**EXERCISE INPUT:**
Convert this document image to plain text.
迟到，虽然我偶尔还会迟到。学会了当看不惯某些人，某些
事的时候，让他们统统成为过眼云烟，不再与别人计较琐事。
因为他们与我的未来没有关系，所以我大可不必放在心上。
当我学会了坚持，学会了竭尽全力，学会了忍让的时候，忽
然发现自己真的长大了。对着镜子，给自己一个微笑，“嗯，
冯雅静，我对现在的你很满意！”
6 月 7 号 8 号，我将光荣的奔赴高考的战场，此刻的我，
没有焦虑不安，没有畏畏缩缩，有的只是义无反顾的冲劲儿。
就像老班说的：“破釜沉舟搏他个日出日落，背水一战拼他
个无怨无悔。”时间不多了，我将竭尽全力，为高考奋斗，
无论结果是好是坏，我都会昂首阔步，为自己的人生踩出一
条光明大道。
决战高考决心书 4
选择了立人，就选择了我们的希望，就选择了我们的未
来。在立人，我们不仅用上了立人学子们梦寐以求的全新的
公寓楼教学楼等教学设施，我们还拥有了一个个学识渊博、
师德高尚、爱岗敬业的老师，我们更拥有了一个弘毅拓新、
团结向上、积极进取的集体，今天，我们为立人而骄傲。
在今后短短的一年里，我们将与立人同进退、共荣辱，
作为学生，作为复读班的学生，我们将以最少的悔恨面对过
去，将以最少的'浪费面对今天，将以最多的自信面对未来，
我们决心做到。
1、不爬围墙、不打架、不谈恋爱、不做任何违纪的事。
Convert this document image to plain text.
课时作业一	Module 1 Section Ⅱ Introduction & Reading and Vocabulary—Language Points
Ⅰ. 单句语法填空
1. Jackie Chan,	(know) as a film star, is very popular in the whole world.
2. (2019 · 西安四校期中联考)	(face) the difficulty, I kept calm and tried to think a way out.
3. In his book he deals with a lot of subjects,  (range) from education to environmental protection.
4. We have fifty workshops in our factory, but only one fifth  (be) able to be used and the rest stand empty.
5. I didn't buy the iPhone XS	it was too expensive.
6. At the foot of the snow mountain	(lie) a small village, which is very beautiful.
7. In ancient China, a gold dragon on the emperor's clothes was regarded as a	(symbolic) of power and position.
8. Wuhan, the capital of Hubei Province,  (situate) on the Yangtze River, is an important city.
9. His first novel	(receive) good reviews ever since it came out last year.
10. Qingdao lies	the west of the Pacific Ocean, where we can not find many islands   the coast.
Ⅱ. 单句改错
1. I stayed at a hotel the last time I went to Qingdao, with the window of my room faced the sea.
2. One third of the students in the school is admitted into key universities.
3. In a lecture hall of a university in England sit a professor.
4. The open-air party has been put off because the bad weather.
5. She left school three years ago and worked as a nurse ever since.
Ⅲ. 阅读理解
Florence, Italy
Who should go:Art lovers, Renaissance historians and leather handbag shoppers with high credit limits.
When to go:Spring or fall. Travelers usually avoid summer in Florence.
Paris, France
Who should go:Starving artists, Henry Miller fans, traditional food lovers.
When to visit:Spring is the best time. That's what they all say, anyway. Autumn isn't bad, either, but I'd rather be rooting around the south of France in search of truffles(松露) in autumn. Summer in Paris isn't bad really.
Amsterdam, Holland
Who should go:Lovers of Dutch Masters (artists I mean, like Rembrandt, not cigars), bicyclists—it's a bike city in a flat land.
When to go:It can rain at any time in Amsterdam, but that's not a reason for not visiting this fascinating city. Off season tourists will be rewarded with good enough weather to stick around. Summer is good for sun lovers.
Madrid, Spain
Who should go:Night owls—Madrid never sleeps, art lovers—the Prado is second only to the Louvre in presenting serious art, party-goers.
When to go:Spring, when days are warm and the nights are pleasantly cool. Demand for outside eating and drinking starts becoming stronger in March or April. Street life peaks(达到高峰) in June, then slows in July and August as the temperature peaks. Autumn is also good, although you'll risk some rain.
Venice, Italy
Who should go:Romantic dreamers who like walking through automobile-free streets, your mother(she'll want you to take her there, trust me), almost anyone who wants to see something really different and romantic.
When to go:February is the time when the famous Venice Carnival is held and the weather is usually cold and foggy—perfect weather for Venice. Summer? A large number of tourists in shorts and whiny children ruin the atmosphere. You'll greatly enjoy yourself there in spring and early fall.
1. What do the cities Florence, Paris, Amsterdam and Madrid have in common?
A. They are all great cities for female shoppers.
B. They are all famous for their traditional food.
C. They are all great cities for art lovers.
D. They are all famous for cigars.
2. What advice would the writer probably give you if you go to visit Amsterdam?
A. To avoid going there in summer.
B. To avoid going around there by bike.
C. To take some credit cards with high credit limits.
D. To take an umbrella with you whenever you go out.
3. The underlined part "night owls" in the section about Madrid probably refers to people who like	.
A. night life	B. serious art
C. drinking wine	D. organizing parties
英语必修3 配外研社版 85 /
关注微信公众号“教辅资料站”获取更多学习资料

**STATED EXERCISE:** Reproduce the listing in full. Keep it exactly as written.

**COMPLETED TASK:**
Convert this document image to plain text.
迟到，虽然我偶尔还会迟到。学会了当看不惯某些人，某些
事的时候，让他们统统成为过眼云烟，不再与别人计较琐事。
因为他们与我的未来没有关系，所以我大可不必放在心上。
当我学会了坚持，学会了竭尽全力，学会了忍让的时候，忽
然发现自己真的长大了。对着镜子，给自己一个微笑，“嗯，
冯雅静，我对现在的你很满意！”
6 月 7 号 8 号，我将光荣的奔赴高考的战场，此刻的我，
没有焦虑不安，没有畏畏缩缩，有的只是义无反顾的冲劲儿。
就像老班说的：“破釜沉舟搏他个日出日落，背水一战拼他
个无怨无悔。”时间不多了，我将竭尽全力，为高考奋斗，
无论结果是好是坏，我都会昂首阔步，为自己的人生踩出一
条光明大道。
决战高考决心书 4
选择了立人，就选择了我们的希望，就选择了我们的未
来。在立人，我们不仅用上了立人学子们梦寐以求的全新的
公寓楼教学楼等教学设施，我们还拥有了一个个学识渊博、
师德高尚、爱岗敬业的老师，我们更拥有了一个弘毅拓新、
团结向上、积极进取的集体，今天，我们为立人而骄傲。
在今后短短的一年里，我们将与立人同进退、共荣辱，
作为学生，作为复读班的学生，我们将以最少的悔恨面对过
去，将以最少的'浪费面对今天，将以最多的自信面对未来，
我们决心做到。
1、不爬围墙、不打架、不谈恋爱、不做任何违纪的事。
Convert this document image to plain text.
课时作业一	Module 1 Section Ⅱ Introduction & Reading and Vocabulary—Language Points
Ⅰ. 单句语法填空
1. Jackie Chan,	(know) as a film star, is very popular in the whole world.
2. (2019 · 西安四校期中联考)	(face) the difficulty, I kept calm and tried to think a way out.
3. In his book he deals with a lot of subjects,  (range) from education to environmental protection.
4. We have fifty workshops in our factory, but only one fifth  (be) able to be used and the rest stand empty.
5. I didn't buy the iPhone XS	it was too expensive.
6. At the foot of the snow mountain	(lie) a small village, which is very beautiful.
7. In ancient China, a gold dragon on the emperor's clothes was regarded as a	(symbolic) of power and position.
8. Wuhan, the capital of Hubei Province,  (situate) on the Yangtze River, is an important city.
9. His first novel	(receive) good reviews ever since it came out last year.
10. Qingdao lies	the west of the Pacific Ocean, where we can not find many islands   the coast.
Ⅱ. 单句改错
1. I stayed at a hotel the last time I went to Qingdao, with the window of my room faced the sea.
2. One third of the students in the school is admitted into key universities.
3. In a lecture hall of a university in England sit a professor.
4. The open-air party has been put off because the bad weather.
5. She left school three years ago and worked as a nurse ever since.
Ⅲ. 阅读理解
Florence, Italy
Who should go:Art lovers, Renaissance historians and leather handbag shoppers with high credit limits.
When to go:Spring or fall. Travelers usually avoid summer in Florence.
Paris, France
Who should go:Starving artists, Henry Miller fans, traditional food lovers.
When to visit:Spring is the best time. That's what they all say, anyway. Autumn isn't bad, either, but I'd rather be rooting around the south of France in search of truffles(松露) in autumn. Summer in Paris isn't bad really.
Amsterdam, Holland
Who should go:Lovers of Dutch Masters (artists I mean, like Rembrandt, not cigars), bicyclists—it's a bike city in a flat land.
When to go:It can rain at any time in Amsterdam, but that's not a reason for not visiting this fascinating city. Off season tourists will be rewarded with good enough weather to stick around. Summer is good for sun lovers.
Madrid, Spain
Who should go:Night owls—Madrid never sleeps, art lovers—the Prado is second only to the Louvre in presenting serious art, party-goers.
When to go:Spring, when days are warm and the nights are pleasantly cool. Demand for outside eating and drinking starts becoming stronger in March or April. Street life peaks(达到高峰) in June, then slows in July and August as the temperature peaks. Autumn is also good, although you'll risk some rain.
Venice, Italy
Who should go:Romantic dreamers who like walking through automobile-free streets, your mother(she'll want you to take her there, trust me), almost anyone who wants to see something really different and romantic.
When to go:February is the time when the famous Venice Carnival is held and the weather is usually cold and foggy—perfect weather for Venice. Summer? A large number of tourists in shorts and whiny children ruin the atmosphere. You'll greatly enjoy yourself there in spring and early fall.
1. What do the cities Florence, Paris, Amsterdam and Madrid have in common?
A. They are all great cities for female shoppers.
B. They are all famous for their traditional food.
C. They are all great cities for art lovers.
D. They are all famous for cigars.
2. What advice would the writer probably give you if you go to visit Amsterdam?
A. To avoid going there in summer.
B. To avoid going around there by bike.
C. To take some credit cards with high credit limits.
D. To take an umbrella with you whenever you go out.
3. The underlined part "night owls" in the section about Madrid probably refers to people who like	.
A. night life	B. serious art
C. drinking wine	D. organizing parties
英语必修3 配外研社版 85 /
关注微信公众号“教辅资料站”获取更多学习资料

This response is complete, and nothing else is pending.